Retype all the entries word for word, but omit the pictures.

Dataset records
-- START --
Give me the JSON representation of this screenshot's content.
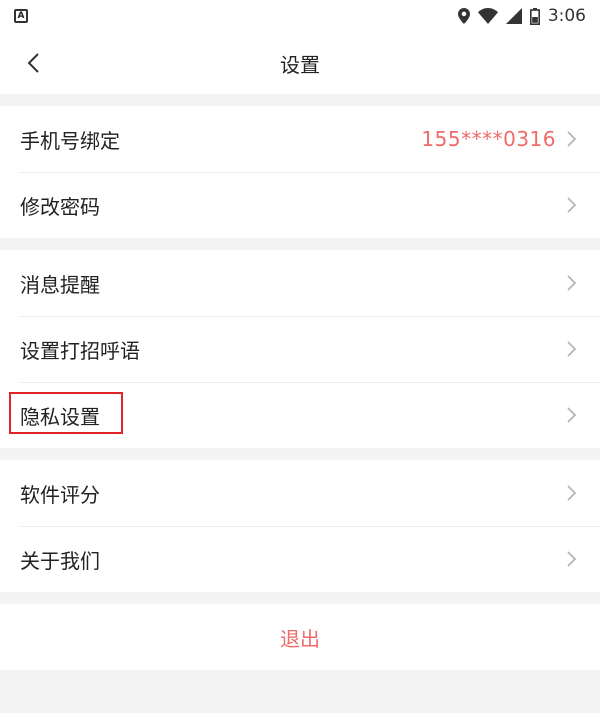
{
  "status_bar": {
    "time": "3:06",
    "icons": [
      "notification-a-icon",
      "location-icon",
      "wifi-icon",
      "signal-icon",
      "battery-icon"
    ]
  },
  "header": {
    "title": "设置",
    "back_icon": "chevron-left-icon"
  },
  "groups": [
    {
      "items": [
        {
          "label": "手机号绑定",
          "value": "155****0316"
        },
        {
          "label": "修改密码"
        }
      ]
    },
    {
      "items": [
        {
          "label": "消息提醒"
        },
        {
          "label": "设置打招呼语"
        },
        {
          "label": "隐私设置",
          "highlighted": true
        }
      ]
    },
    {
      "items": [
        {
          "label": "软件评分"
        },
        {
          "label": "关于我们"
        }
      ]
    }
  ],
  "logout_label": "退出",
  "colors": {
    "accent": "#f06a6a",
    "highlight_border": "#e0242a",
    "background": "#f4f4f4"
  }
}
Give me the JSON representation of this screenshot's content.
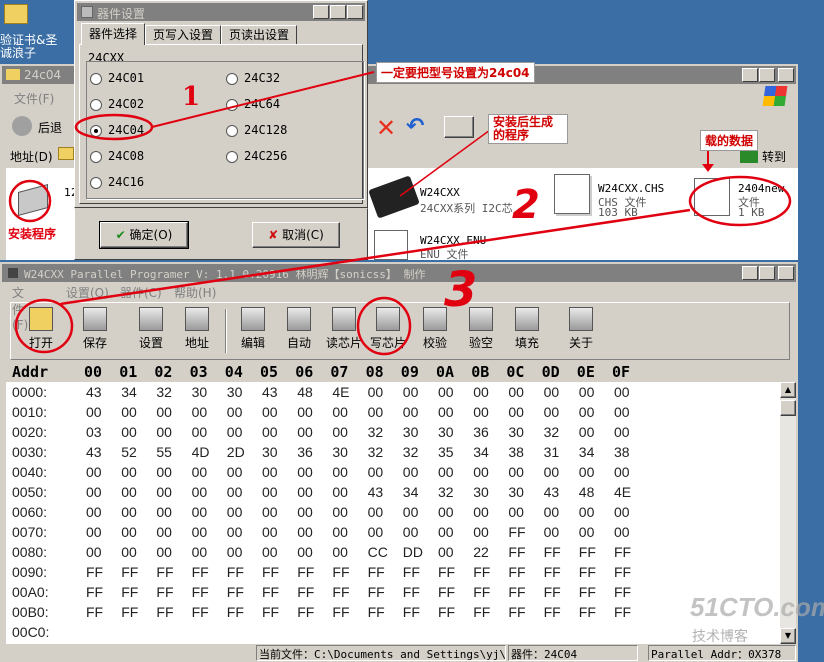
{
  "desktop": {
    "icon_label": "验证书&圣诚浪子"
  },
  "device_dialog": {
    "title": "器件设置",
    "tabs": [
      "器件选择",
      "页写入设置",
      "页读出设置"
    ],
    "group_label": "24CXX",
    "left_options": [
      "24C01",
      "24C02",
      "24C04",
      "24C08",
      "24C16"
    ],
    "right_options": [
      "24C32",
      "24C64",
      "24C128",
      "24C256"
    ],
    "selected": "24C04",
    "ok_label": "确定(O)",
    "cancel_label": "取消(C)"
  },
  "explorer": {
    "title": "24c04",
    "menu_file": "文件(F)",
    "back_label": "后退",
    "address_label": "地址(D)",
    "go_label": "转到",
    "left_icon_label": "12",
    "files": [
      {
        "name": "W24CXX",
        "desc": "24CXX系列 I2C芯"
      },
      {
        "name": "W24CXX.CHS",
        "desc": "CHS 文件",
        "size": "103 KB"
      },
      {
        "name": "2404new",
        "desc": "文件",
        "size": "1 KB"
      },
      {
        "name": "W24CXX.ENU",
        "desc": "ENU 文件"
      }
    ]
  },
  "annotations": {
    "set_model": "一定要把型号设置为24c04",
    "after_install": "安装后生成的程序",
    "data_label": "载的数据",
    "install_prog": "安装程序",
    "num1": "1",
    "num2": "2",
    "num3": "3"
  },
  "app": {
    "title": "W24CXX Parallel Programer  V: 1.1.0.20916  林明辉【sonicss】 制作",
    "menu": [
      "文件(F)",
      "设置(O)",
      "器件(C)",
      "帮助(H)"
    ],
    "toolbar": [
      "打开",
      "保存",
      "设置",
      "地址",
      "编辑",
      "自动",
      "读芯片",
      "写芯片",
      "校验",
      "验空",
      "填充",
      "关于"
    ],
    "hex_header": {
      "addr": "Addr",
      "cols": [
        "00",
        "01",
        "02",
        "03",
        "04",
        "05",
        "06",
        "07",
        "08",
        "09",
        "0A",
        "0B",
        "0C",
        "0D",
        "0E",
        "0F"
      ]
    },
    "hex_rows": [
      {
        "addr": "0000:",
        "bytes": [
          "43",
          "34",
          "32",
          "30",
          "30",
          "43",
          "48",
          "4E",
          "00",
          "00",
          "00",
          "00",
          "00",
          "00",
          "00",
          "00"
        ]
      },
      {
        "addr": "0010:",
        "bytes": [
          "00",
          "00",
          "00",
          "00",
          "00",
          "00",
          "00",
          "00",
          "00",
          "00",
          "00",
          "00",
          "00",
          "00",
          "00",
          "00"
        ]
      },
      {
        "addr": "0020:",
        "bytes": [
          "03",
          "00",
          "00",
          "00",
          "00",
          "00",
          "00",
          "00",
          "32",
          "30",
          "30",
          "36",
          "30",
          "32",
          "00",
          "00"
        ]
      },
      {
        "addr": "0030:",
        "bytes": [
          "43",
          "52",
          "55",
          "4D",
          "2D",
          "30",
          "36",
          "30",
          "32",
          "32",
          "35",
          "34",
          "38",
          "31",
          "34",
          "38"
        ]
      },
      {
        "addr": "0040:",
        "bytes": [
          "00",
          "00",
          "00",
          "00",
          "00",
          "00",
          "00",
          "00",
          "00",
          "00",
          "00",
          "00",
          "00",
          "00",
          "00",
          "00"
        ]
      },
      {
        "addr": "0050:",
        "bytes": [
          "00",
          "00",
          "00",
          "00",
          "00",
          "00",
          "00",
          "00",
          "43",
          "34",
          "32",
          "30",
          "30",
          "43",
          "48",
          "4E"
        ]
      },
      {
        "addr": "0060:",
        "bytes": [
          "00",
          "00",
          "00",
          "00",
          "00",
          "00",
          "00",
          "00",
          "00",
          "00",
          "00",
          "00",
          "00",
          "00",
          "00",
          "00"
        ]
      },
      {
        "addr": "0070:",
        "bytes": [
          "00",
          "00",
          "00",
          "00",
          "00",
          "00",
          "00",
          "00",
          "00",
          "00",
          "00",
          "00",
          "FF",
          "00",
          "00",
          "00"
        ]
      },
      {
        "addr": "0080:",
        "bytes": [
          "00",
          "00",
          "00",
          "00",
          "00",
          "00",
          "00",
          "00",
          "CC",
          "DD",
          "00",
          "22",
          "FF",
          "FF",
          "FF",
          "FF"
        ]
      },
      {
        "addr": "0090:",
        "bytes": [
          "FF",
          "FF",
          "FF",
          "FF",
          "FF",
          "FF",
          "FF",
          "FF",
          "FF",
          "FF",
          "FF",
          "FF",
          "FF",
          "FF",
          "FF",
          "FF"
        ]
      },
      {
        "addr": "00A0:",
        "bytes": [
          "FF",
          "FF",
          "FF",
          "FF",
          "FF",
          "FF",
          "FF",
          "FF",
          "FF",
          "FF",
          "FF",
          "FF",
          "FF",
          "FF",
          "FF",
          "FF"
        ]
      },
      {
        "addr": "00B0:",
        "bytes": [
          "FF",
          "FF",
          "FF",
          "FF",
          "FF",
          "FF",
          "FF",
          "FF",
          "FF",
          "FF",
          "FF",
          "FF",
          "FF",
          "FF",
          "FF",
          "FF"
        ]
      },
      {
        "addr": "00C0:",
        "bytes": []
      }
    ],
    "status": {
      "current_file": "当前文件：C:\\Documents and Settings\\yj\\桌",
      "device": "器件：24C04",
      "parallel": "Parallel Addr：0X378"
    }
  },
  "watermark": {
    "site": "51CTO.com",
    "sub": "技术博客"
  }
}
-- END --
Response to the exercise
Give me the JSON representation of this screenshot's content.
{
  "status_bar": {
    "time": "3:06",
    "icons": [
      "notification-a-icon",
      "location-icon",
      "wifi-icon",
      "signal-icon",
      "battery-icon"
    ]
  },
  "header": {
    "title": "设置",
    "back_icon": "chevron-left-icon"
  },
  "groups": [
    {
      "items": [
        {
          "label": "手机号绑定",
          "value": "155****0316"
        },
        {
          "label": "修改密码"
        }
      ]
    },
    {
      "items": [
        {
          "label": "消息提醒"
        },
        {
          "label": "设置打招呼语"
        },
        {
          "label": "隐私设置",
          "highlighted": true
        }
      ]
    },
    {
      "items": [
        {
          "label": "软件评分"
        },
        {
          "label": "关于我们"
        }
      ]
    }
  ],
  "logout_label": "退出",
  "colors": {
    "accent": "#f06a6a",
    "highlight_border": "#e0242a",
    "background": "#f4f4f4"
  }
}
Give me the JSON representation of this screenshot's content.
{
  "desktop": {
    "icon_label": "验证书&圣诚浪子"
  },
  "device_dialog": {
    "title": "器件设置",
    "tabs": [
      "器件选择",
      "页写入设置",
      "页读出设置"
    ],
    "group_label": "24CXX",
    "left_options": [
      "24C01",
      "24C02",
      "24C04",
      "24C08",
      "24C16"
    ],
    "right_options": [
      "24C32",
      "24C64",
      "24C128",
      "24C256"
    ],
    "selected": "24C04",
    "ok_label": "确定(O)",
    "cancel_label": "取消(C)"
  },
  "explorer": {
    "title": "24c04",
    "menu_file": "文件(F)",
    "back_label": "后退",
    "address_label": "地址(D)",
    "go_label": "转到",
    "left_icon_label": "12",
    "files": [
      {
        "name": "W24CXX",
        "desc": "24CXX系列 I2C芯"
      },
      {
        "name": "W24CXX.CHS",
        "desc": "CHS 文件",
        "size": "103 KB"
      },
      {
        "name": "2404new",
        "desc": "文件",
        "size": "1 KB"
      },
      {
        "name": "W24CXX.ENU",
        "desc": "ENU 文件"
      }
    ]
  },
  "annotations": {
    "set_model": "一定要把型号设置为24c04",
    "after_install": "安装后生成的程序",
    "data_label": "载的数据",
    "install_prog": "安装程序",
    "num1": "1",
    "num2": "2",
    "num3": "3"
  },
  "app": {
    "title": "W24CXX Parallel Programer  V: 1.1.0.20916  林明辉【sonicss】 制作",
    "menu": [
      "文件(F)",
      "设置(O)",
      "器件(C)",
      "帮助(H)"
    ],
    "toolbar": [
      "打开",
      "保存",
      "设置",
      "地址",
      "编辑",
      "自动",
      "读芯片",
      "写芯片",
      "校验",
      "验空",
      "填充",
      "关于"
    ],
    "hex_header": {
      "addr": "Addr",
      "cols": [
        "00",
        "01",
        "02",
        "03",
        "04",
        "05",
        "06",
        "07",
        "08",
        "09",
        "0A",
        "0B",
        "0C",
        "0D",
        "0E",
        "0F"
      ]
    },
    "hex_rows": [
      {
        "addr": "0000:",
        "bytes": [
          "43",
          "34",
          "32",
          "30",
          "30",
          "43",
          "48",
          "4E",
          "00",
          "00",
          "00",
          "00",
          "00",
          "00",
          "00",
          "00"
        ]
      },
      {
        "addr": "0010:",
        "bytes": [
          "00",
          "00",
          "00",
          "00",
          "00",
          "00",
          "00",
          "00",
          "00",
          "00",
          "00",
          "00",
          "00",
          "00",
          "00",
          "00"
        ]
      },
      {
        "addr": "0020:",
        "bytes": [
          "03",
          "00",
          "00",
          "00",
          "00",
          "00",
          "00",
          "00",
          "32",
          "30",
          "30",
          "36",
          "30",
          "32",
          "00",
          "00"
        ]
      },
      {
        "addr": "0030:",
        "bytes": [
          "43",
          "52",
          "55",
          "4D",
          "2D",
          "30",
          "36",
          "30",
          "32",
          "32",
          "35",
          "34",
          "38",
          "31",
          "34",
          "38"
        ]
      },
      {
        "addr": "0040:",
        "bytes": [
          "00",
          "00",
          "00",
          "00",
          "00",
          "00",
          "00",
          "00",
          "00",
          "00",
          "00",
          "00",
          "00",
          "00",
          "00",
          "00"
        ]
      },
      {
        "addr": "0050:",
        "bytes": [
          "00",
          "00",
          "00",
          "00",
          "00",
          "00",
          "00",
          "00",
          "43",
          "34",
          "32",
          "30",
          "30",
          "43",
          "48",
          "4E"
        ]
      },
      {
        "addr": "0060:",
        "bytes": [
          "00",
          "00",
          "00",
          "00",
          "00",
          "00",
          "00",
          "00",
          "00",
          "00",
          "00",
          "00",
          "00",
          "00",
          "00",
          "00"
        ]
      },
      {
        "addr": "0070:",
        "bytes": [
          "00",
          "00",
          "00",
          "00",
          "00",
          "00",
          "00",
          "00",
          "00",
          "00",
          "00",
          "00",
          "FF",
          "00",
          "00",
          "00"
        ]
      },
      {
        "addr": "0080:",
        "bytes": [
          "00",
          "00",
          "00",
          "00",
          "00",
          "00",
          "00",
          "00",
          "CC",
          "DD",
          "00",
          "22",
          "FF",
          "FF",
          "FF",
          "FF"
        ]
      },
      {
        "addr": "0090:",
        "bytes": [
          "FF",
          "FF",
          "FF",
          "FF",
          "FF",
          "FF",
          "FF",
          "FF",
          "FF",
          "FF",
          "FF",
          "FF",
          "FF",
          "FF",
          "FF",
          "FF"
        ]
      },
      {
        "addr": "00A0:",
        "bytes": [
          "FF",
          "FF",
          "FF",
          "FF",
          "FF",
          "FF",
          "FF",
          "FF",
          "FF",
          "FF",
          "FF",
          "FF",
          "FF",
          "FF",
          "FF",
          "FF"
        ]
      },
      {
        "addr": "00B0:",
        "bytes": [
          "FF",
          "FF",
          "FF",
          "FF",
          "FF",
          "FF",
          "FF",
          "FF",
          "FF",
          "FF",
          "FF",
          "FF",
          "FF",
          "FF",
          "FF",
          "FF"
        ]
      },
      {
        "addr": "00C0:",
        "bytes": []
      }
    ],
    "status": {
      "current_file": "当前文件：C:\\Documents and Settings\\yj\\桌",
      "device": "器件：24C04",
      "parallel": "Parallel Addr：0X378"
    }
  },
  "watermark": {
    "site": "51CTO.com",
    "sub": "技术博客"
  }
}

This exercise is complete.